# EXERCISE GOAL
Please copy the records from their start up to and including the line that contains "The port 192 is at (418, 714).", leaving the pictures out of your answer.

# INPUT DATA
BEGIN

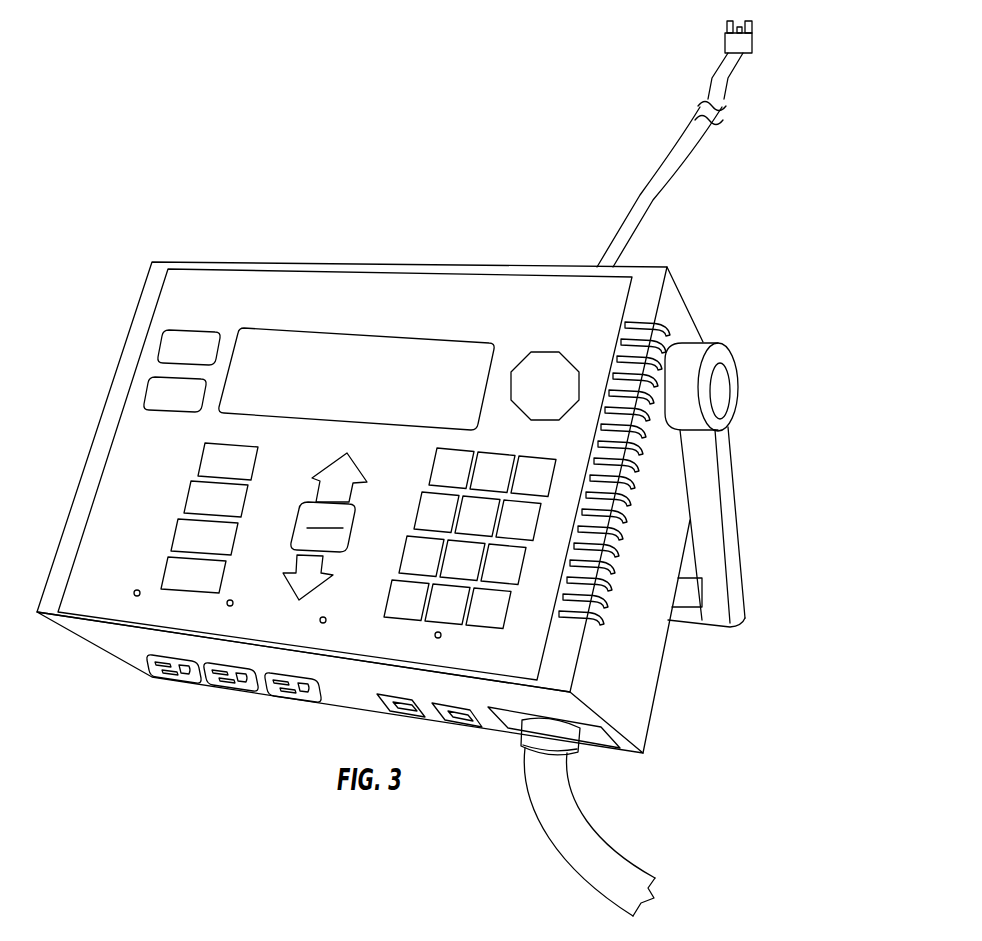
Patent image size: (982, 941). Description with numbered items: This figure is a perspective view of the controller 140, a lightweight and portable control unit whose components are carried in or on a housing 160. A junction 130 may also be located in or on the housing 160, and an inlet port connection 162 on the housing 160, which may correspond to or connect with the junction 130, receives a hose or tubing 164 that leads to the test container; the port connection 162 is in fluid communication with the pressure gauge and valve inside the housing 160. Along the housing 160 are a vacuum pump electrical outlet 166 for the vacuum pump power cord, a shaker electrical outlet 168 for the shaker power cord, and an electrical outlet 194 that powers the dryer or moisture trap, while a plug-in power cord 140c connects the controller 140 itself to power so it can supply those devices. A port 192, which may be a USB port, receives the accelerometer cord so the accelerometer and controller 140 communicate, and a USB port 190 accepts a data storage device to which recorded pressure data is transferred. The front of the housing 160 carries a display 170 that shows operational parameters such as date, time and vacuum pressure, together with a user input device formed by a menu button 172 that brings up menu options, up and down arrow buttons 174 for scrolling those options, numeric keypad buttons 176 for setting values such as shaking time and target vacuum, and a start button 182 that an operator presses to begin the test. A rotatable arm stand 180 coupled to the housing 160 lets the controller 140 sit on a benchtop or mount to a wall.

The junction 130 is at (562, 718).
The controller 140 is at (524, 238).
The plug-in power cord 140c is at (685, 182).
The housing 160 is at (648, 635).
The inlet port connection 162 is at (577, 755).
The hose or tubing 164 is at (537, 847).
The vacuum pump electrical outlet 166 is at (145, 677).
The shaker electrical outlet 168 is at (205, 693).
The display 170 is at (270, 328).
The menu button 172 is at (202, 448).
The up and down arrow buttons 174 is at (288, 577).
The numeric keypad buttons 176 is at (552, 549).
The rotatable arm stand 180 is at (735, 481).
The start button 182 is at (347, 538).
The USB port 190 is at (481, 729).
The port 192 is at (418, 714).
The electrical outlet 194 is at (301, 710).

END

# THE RESULT
Patent image size: (982, 941). Description with numbered items: This figure is a perspective view of the controller 140, a lightweight and portable control unit whose components are carried in or on a housing 160. A junction 130 may also be located in or on the housing 160, and an inlet port connection 162 on the housing 160, which may correspond to or connect with the junction 130, receives a hose or tubing 164 that leads to the test container; the port connection 162 is in fluid communication with the pressure gauge and valve inside the housing 160. Along the housing 160 are a vacuum pump electrical outlet 166 for the vacuum pump power cord, a shaker electrical outlet 168 for the shaker power cord, and an electrical outlet 194 that powers the dryer or moisture trap, while a plug-in power cord 140c connects the controller 140 itself to power so it can supply those devices. A port 192, which may be a USB port, receives the accelerometer cord so the accelerometer and controller 140 communicate, and a USB port 190 accepts a data storage device to which recorded pressure data is transferred. The front of the housing 160 carries a display 170 that shows operational parameters such as date, time and vacuum pressure, together with a user input device formed by a menu button 172 that brings up menu options, up and down arrow buttons 174 for scrolling those options, numeric keypad buttons 176 for setting values such as shaking time and target vacuum, and a start button 182 that an operator presses to begin the test. A rotatable arm stand 180 coupled to the housing 160 lets the controller 140 sit on a benchtop or mount to a wall.

The junction 130 is at (562, 718).
The controller 140 is at (524, 238).
The plug-in power cord 140c is at (685, 182).
The housing 160 is at (648, 635).
The inlet port connection 162 is at (577, 755).
The hose or tubing 164 is at (537, 847).
The vacuum pump electrical outlet 166 is at (145, 677).
The shaker electrical outlet 168 is at (205, 693).
The display 170 is at (270, 328).
The menu button 172 is at (202, 448).
The up and down arrow buttons 174 is at (288, 577).
The numeric keypad buttons 176 is at (552, 549).
The rotatable arm stand 180 is at (735, 481).
The start button 182 is at (347, 538).
The USB port 190 is at (481, 729).
The port 192 is at (418, 714).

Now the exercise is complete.